Below are the entries; count the lines in them that contain the word "drive" and give only the number.

Saved entries:
---+---
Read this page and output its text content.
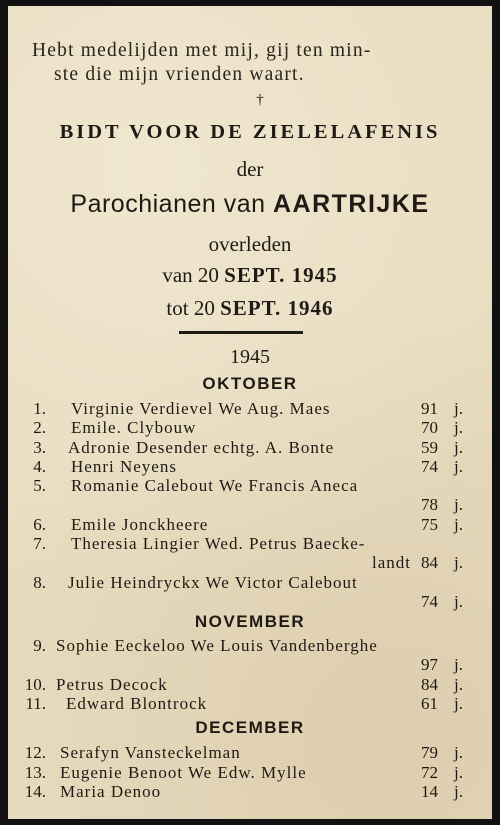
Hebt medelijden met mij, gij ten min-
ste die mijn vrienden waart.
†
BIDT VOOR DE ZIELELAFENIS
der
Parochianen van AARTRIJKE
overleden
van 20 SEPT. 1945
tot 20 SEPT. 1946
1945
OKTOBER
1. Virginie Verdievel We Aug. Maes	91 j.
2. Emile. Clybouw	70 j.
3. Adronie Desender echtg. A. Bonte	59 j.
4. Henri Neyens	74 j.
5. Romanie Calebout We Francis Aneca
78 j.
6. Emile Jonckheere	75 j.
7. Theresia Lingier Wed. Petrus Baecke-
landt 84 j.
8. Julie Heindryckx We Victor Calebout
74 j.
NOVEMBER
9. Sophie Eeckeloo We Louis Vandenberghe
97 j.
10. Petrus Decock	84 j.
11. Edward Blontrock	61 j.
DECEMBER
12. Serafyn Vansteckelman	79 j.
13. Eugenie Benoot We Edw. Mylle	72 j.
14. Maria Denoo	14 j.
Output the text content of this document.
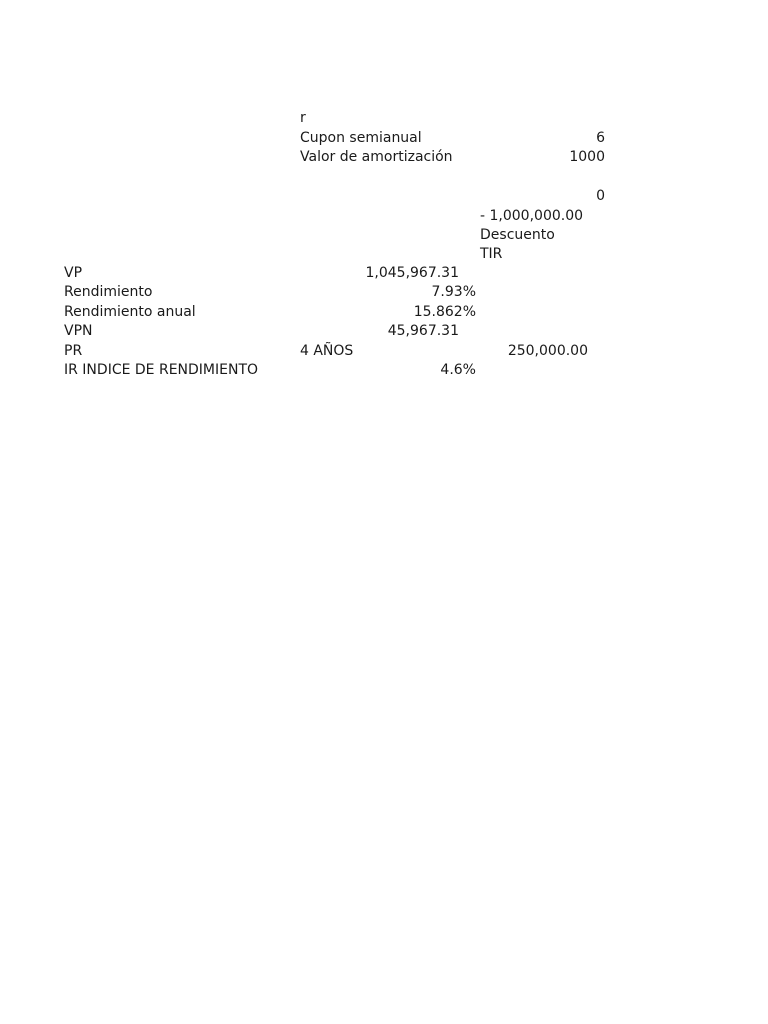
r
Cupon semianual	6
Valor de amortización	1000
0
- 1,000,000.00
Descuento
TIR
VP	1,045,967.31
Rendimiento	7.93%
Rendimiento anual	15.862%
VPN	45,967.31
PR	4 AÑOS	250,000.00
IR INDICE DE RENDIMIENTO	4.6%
---+---
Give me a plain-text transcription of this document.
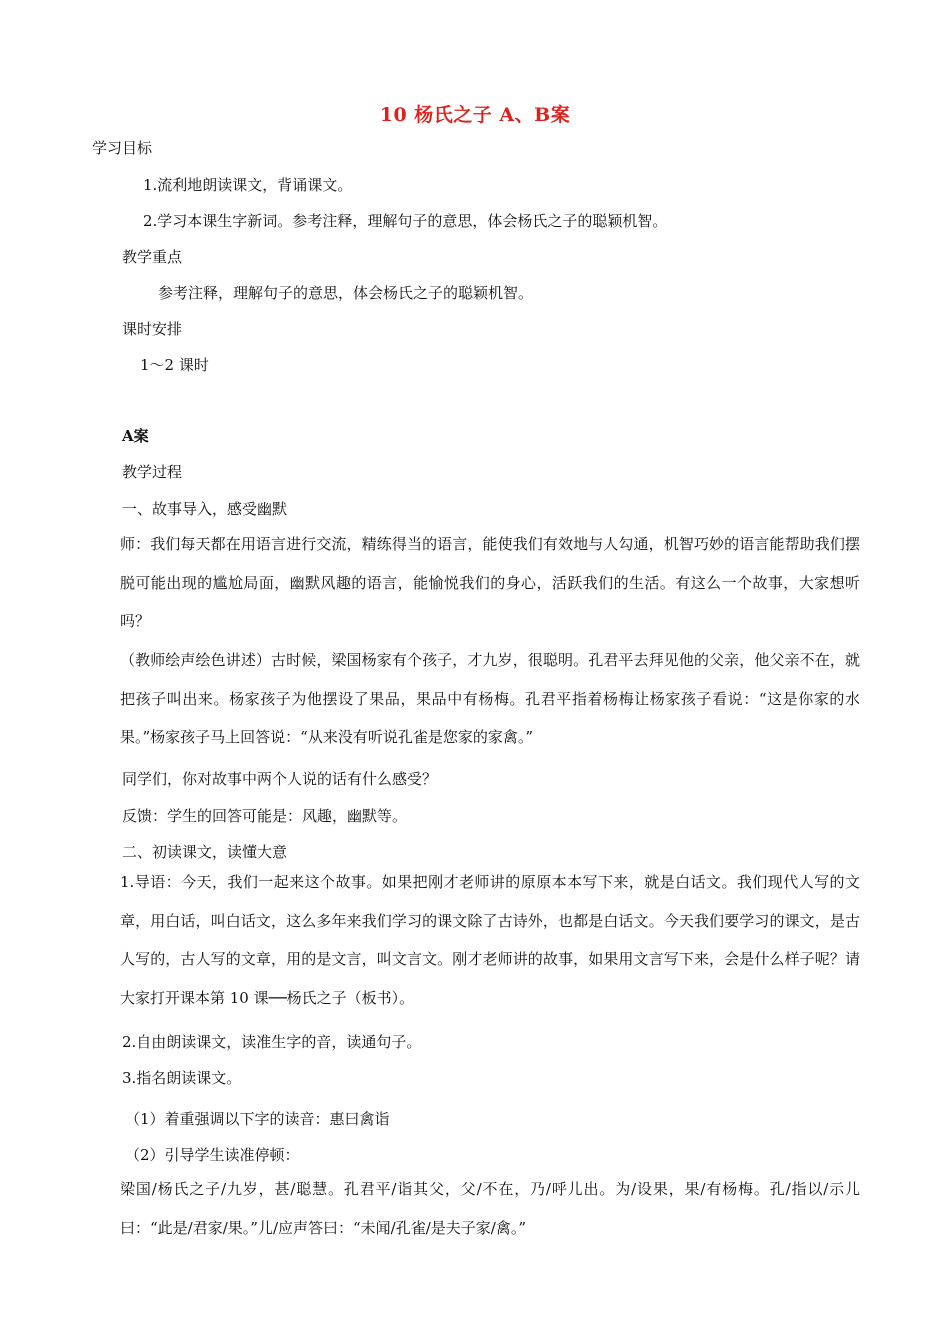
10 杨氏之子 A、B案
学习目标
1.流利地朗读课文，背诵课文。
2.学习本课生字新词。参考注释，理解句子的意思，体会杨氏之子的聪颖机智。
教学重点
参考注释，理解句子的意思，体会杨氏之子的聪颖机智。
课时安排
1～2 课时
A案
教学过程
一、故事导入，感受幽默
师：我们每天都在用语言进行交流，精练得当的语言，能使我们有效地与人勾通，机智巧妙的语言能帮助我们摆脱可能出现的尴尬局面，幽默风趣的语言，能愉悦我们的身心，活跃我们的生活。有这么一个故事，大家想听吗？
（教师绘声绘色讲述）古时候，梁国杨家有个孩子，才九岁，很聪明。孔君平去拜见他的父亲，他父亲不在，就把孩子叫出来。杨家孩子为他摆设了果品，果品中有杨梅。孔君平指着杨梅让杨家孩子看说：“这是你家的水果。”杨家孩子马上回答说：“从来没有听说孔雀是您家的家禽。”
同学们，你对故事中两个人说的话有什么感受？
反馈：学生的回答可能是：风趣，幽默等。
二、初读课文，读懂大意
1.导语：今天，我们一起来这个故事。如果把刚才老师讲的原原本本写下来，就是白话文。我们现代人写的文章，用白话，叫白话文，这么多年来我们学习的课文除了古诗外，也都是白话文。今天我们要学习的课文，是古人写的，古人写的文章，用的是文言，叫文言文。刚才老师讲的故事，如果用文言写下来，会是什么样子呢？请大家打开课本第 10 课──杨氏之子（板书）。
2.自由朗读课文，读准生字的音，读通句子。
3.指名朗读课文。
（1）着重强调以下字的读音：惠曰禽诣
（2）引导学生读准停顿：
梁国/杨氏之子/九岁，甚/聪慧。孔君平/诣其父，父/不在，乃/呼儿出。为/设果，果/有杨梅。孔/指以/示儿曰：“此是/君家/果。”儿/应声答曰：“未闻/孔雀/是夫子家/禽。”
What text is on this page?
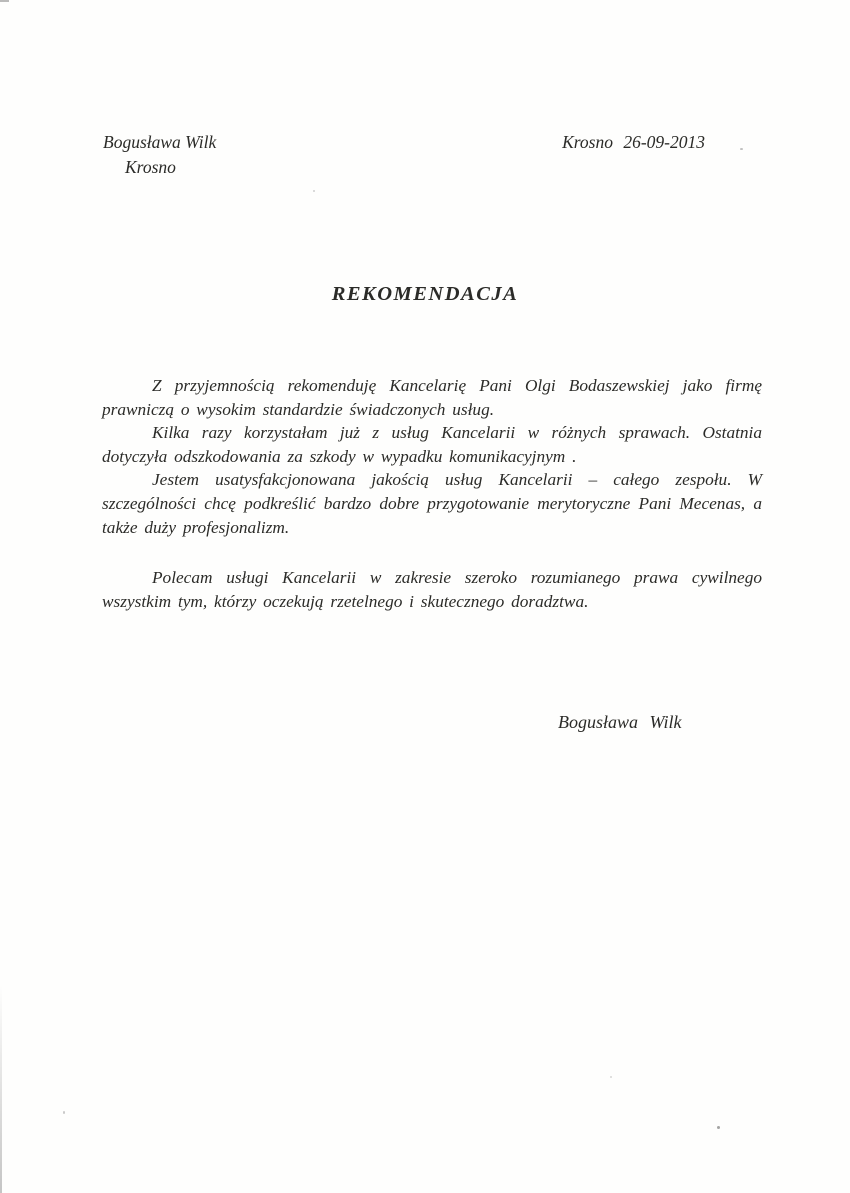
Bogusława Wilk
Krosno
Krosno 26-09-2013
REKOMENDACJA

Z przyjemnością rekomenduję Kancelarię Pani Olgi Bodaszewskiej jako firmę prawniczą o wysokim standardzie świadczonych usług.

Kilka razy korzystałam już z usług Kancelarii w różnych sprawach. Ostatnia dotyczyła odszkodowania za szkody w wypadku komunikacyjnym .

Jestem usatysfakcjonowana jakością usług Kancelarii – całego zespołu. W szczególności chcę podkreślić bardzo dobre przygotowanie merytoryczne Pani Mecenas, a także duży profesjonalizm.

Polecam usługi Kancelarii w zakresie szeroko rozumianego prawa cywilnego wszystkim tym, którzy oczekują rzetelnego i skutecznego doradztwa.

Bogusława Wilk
---+---
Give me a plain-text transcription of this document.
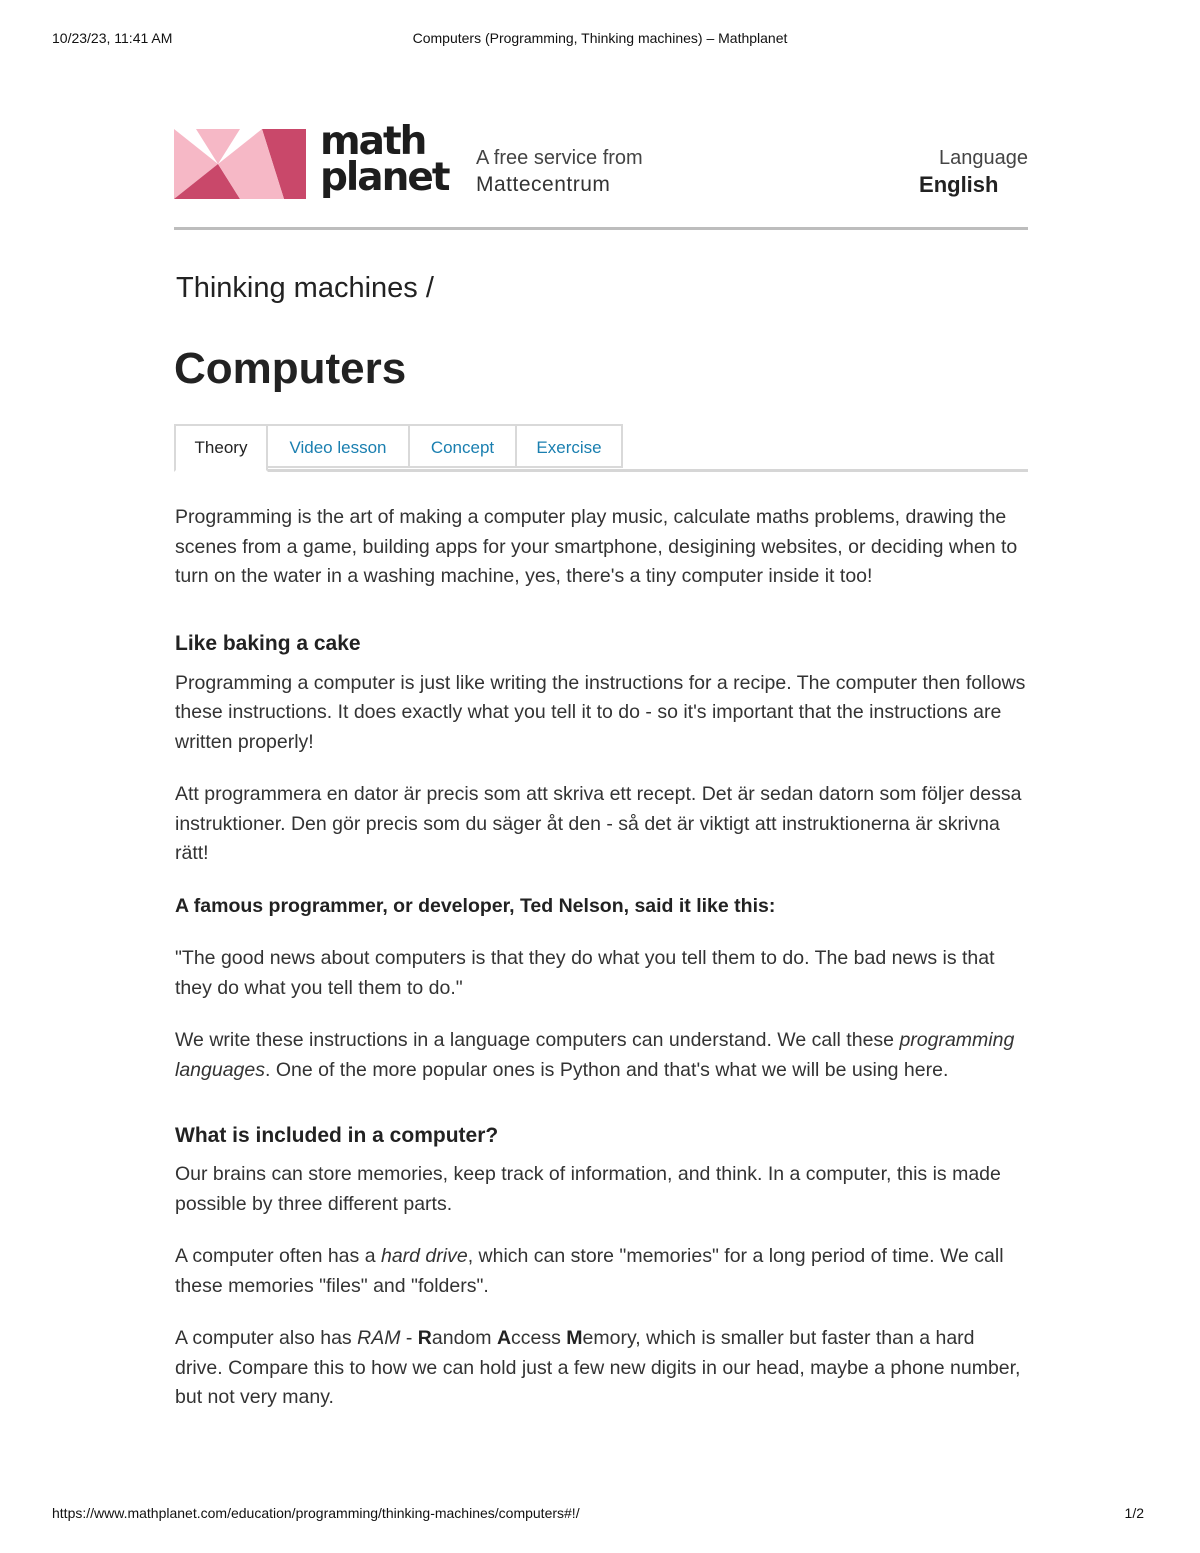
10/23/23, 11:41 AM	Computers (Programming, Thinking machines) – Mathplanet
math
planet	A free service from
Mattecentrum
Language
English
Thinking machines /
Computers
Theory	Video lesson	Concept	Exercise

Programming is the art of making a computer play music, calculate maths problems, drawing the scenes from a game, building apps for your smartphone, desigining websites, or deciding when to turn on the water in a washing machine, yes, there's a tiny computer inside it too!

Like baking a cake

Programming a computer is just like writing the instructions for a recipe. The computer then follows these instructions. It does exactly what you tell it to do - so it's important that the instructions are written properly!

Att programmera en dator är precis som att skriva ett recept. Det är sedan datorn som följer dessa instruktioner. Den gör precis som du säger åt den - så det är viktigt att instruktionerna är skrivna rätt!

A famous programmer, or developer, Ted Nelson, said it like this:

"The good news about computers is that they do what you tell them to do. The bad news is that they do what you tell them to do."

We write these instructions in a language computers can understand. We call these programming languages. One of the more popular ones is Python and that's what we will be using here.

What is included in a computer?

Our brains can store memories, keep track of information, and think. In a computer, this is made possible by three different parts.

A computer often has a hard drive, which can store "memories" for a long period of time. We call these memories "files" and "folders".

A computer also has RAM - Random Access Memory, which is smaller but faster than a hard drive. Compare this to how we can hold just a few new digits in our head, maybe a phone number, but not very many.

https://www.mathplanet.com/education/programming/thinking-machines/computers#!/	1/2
---+---
WRITTEN SOLUTION:
2